**** INPUT RECORDS
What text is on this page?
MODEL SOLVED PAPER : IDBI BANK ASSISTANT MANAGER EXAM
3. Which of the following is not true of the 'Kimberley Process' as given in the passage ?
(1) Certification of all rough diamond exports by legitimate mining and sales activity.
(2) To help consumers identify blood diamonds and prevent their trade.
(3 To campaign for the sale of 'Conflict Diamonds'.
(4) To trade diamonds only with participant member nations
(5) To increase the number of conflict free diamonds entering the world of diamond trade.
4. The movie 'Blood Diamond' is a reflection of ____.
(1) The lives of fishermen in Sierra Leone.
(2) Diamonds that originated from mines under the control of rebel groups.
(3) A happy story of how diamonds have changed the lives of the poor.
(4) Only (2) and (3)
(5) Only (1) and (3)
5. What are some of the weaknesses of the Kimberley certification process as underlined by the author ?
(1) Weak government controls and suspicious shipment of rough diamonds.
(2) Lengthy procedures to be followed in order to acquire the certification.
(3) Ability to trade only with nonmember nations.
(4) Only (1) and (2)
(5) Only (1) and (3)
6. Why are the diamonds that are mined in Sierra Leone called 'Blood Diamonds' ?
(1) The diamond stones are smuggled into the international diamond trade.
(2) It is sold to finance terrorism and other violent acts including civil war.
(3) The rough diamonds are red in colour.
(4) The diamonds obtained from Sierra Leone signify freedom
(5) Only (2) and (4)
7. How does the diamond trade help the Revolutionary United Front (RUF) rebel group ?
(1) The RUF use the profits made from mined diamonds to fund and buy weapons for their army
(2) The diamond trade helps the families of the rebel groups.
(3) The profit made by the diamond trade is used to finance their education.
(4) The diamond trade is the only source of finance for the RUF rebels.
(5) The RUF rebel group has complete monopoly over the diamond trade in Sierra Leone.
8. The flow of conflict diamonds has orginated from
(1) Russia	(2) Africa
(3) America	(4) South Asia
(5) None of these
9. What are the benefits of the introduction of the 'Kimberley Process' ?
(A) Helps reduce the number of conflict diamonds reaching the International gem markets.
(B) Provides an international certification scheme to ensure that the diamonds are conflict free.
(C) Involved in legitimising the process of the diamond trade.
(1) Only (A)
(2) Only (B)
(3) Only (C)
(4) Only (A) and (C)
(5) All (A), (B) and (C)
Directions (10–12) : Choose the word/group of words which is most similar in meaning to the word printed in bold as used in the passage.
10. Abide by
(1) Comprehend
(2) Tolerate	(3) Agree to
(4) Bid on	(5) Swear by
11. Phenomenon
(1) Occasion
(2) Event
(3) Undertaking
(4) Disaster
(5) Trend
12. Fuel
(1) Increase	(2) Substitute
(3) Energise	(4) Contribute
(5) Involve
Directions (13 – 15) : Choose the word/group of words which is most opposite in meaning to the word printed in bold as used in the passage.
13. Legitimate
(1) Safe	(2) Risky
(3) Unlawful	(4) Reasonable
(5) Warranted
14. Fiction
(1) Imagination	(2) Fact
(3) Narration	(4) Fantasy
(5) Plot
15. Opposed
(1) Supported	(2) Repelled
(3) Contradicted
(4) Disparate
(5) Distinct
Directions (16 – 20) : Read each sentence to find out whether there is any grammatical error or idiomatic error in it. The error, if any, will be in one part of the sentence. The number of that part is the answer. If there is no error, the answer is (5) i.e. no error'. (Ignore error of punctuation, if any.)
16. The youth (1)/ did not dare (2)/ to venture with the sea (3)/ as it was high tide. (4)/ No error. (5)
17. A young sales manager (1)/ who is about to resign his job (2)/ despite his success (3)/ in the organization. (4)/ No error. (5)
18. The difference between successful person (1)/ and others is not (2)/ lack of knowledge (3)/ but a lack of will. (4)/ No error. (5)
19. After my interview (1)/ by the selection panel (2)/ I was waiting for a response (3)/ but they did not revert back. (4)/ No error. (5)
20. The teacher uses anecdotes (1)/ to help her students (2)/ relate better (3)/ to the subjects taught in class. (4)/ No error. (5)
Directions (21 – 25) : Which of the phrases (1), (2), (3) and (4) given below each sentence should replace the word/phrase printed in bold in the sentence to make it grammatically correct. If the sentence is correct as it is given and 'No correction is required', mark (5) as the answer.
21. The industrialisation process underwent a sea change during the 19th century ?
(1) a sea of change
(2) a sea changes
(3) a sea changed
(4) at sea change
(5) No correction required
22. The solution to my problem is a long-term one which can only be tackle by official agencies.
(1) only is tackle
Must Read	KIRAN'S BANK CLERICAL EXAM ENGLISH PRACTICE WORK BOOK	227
********
__WORK TO DO__
Write the material out again word for word.

__PROBLEM SOLUTION__
What text is on this page?
MODEL SOLVED PAPER : IDBI BANK ASSISTANT MANAGER EXAM
3. Which of the following is not true of the 'Kimberley Process' as given in the passage ?
(1) Certification of all rough diamond exports by legitimate mining and sales activity.
(2) To help consumers identify blood diamonds and prevent their trade.
(3 To campaign for the sale of 'Conflict Diamonds'.
(4) To trade diamonds only with participant member nations
(5) To increase the number of conflict free diamonds entering the world of diamond trade.
4. The movie 'Blood Diamond' is a reflection of ____.
(1) The lives of fishermen in Sierra Leone.
(2) Diamonds that originated from mines under the control of rebel groups.
(3) A happy story of how diamonds have changed the lives of the poor.
(4) Only (2) and (3)
(5) Only (1) and (3)
5. What are some of the weaknesses of the Kimberley certification process as underlined by the author ?
(1) Weak government controls and suspicious shipment of rough diamonds.
(2) Lengthy procedures to be followed in order to acquire the certification.
(3) Ability to trade only with nonmember nations.
(4) Only (1) and (2)
(5) Only (1) and (3)
6. Why are the diamonds that are mined in Sierra Leone called 'Blood Diamonds' ?
(1) The diamond stones are smuggled into the international diamond trade.
(2) It is sold to finance terrorism and other violent acts including civil war.
(3) The rough diamonds are red in colour.
(4) The diamonds obtained from Sierra Leone signify freedom
(5) Only (2) and (4)
7. How does the diamond trade help the Revolutionary United Front (RUF) rebel group ?
(1) The RUF use the profits made from mined diamonds to fund and buy weapons for their army
(2) The diamond trade helps the families of the rebel groups.
(3) The profit made by the diamond trade is used to finance their education.
(4) The diamond trade is the only source of finance for the RUF rebels.
(5) The RUF rebel group has complete monopoly over the diamond trade in Sierra Leone.
8. The flow of conflict diamonds has orginated from
(1) Russia	(2) Africa
(3) America	(4) South Asia
(5) None of these
9. What are the benefits of the introduction of the 'Kimberley Process' ?
(A) Helps reduce the number of conflict diamonds reaching the International gem markets.
(B) Provides an international certification scheme to ensure that the diamonds are conflict free.
(C) Involved in legitimising the process of the diamond trade.
(1) Only (A)
(2) Only (B)
(3) Only (C)
(4) Only (A) and (C)
(5) All (A), (B) and (C)
Directions (10–12) : Choose the word/group of words which is most similar in meaning to the word printed in bold as used in the passage.
10. Abide by
(1) Comprehend
(2) Tolerate	(3) Agree to
(4) Bid on	(5) Swear by
11. Phenomenon
(1) Occasion
(2) Event
(3) Undertaking
(4) Disaster
(5) Trend
12. Fuel
(1) Increase	(2) Substitute
(3) Energise	(4) Contribute
(5) Involve
Directions (13 – 15) : Choose the word/group of words which is most opposite in meaning to the word printed in bold as used in the passage.
13. Legitimate
(1) Safe	(2) Risky
(3) Unlawful	(4) Reasonable
(5) Warranted
14. Fiction
(1) Imagination	(2) Fact
(3) Narration	(4) Fantasy
(5) Plot
15. Opposed
(1) Supported	(2) Repelled
(3) Contradicted
(4) Disparate
(5) Distinct
Directions (16 – 20) : Read each sentence to find out whether there is any grammatical error or idiomatic error in it. The error, if any, will be in one part of the sentence. The number of that part is the answer. If there is no error, the answer is (5) i.e. no error'. (Ignore error of punctuation, if any.)
16. The youth (1)/ did not dare (2)/ to venture with the sea (3)/ as it was high tide. (4)/ No error. (5)
17. A young sales manager (1)/ who is about to resign his job (2)/ despite his success (3)/ in the organization. (4)/ No error. (5)
18. The difference between successful person (1)/ and others is not (2)/ lack of knowledge (3)/ but a lack of will. (4)/ No error. (5)
19. After my interview (1)/ by the selection panel (2)/ I was waiting for a response (3)/ but they did not revert back. (4)/ No error. (5)
20. The teacher uses anecdotes (1)/ to help her students (2)/ relate better (3)/ to the subjects taught in class. (4)/ No error. (5)
Directions (21 – 25) : Which of the phrases (1), (2), (3) and (4) given below each sentence should replace the word/phrase printed in bold in the sentence to make it grammatically correct. If the sentence is correct as it is given and 'No correction is required', mark (5) as the answer.
21. The industrialisation process underwent a sea change during the 19th century ?
(1) a sea of change
(2) a sea changes
(3) a sea changed
(4) at sea change
(5) No correction required
22. The solution to my problem is a long-term one which can only be tackle by official agencies.
(1) only is tackle
Must Read	KIRAN'S BANK CLERICAL EXAM ENGLISH PRACTICE WORK BOOK	227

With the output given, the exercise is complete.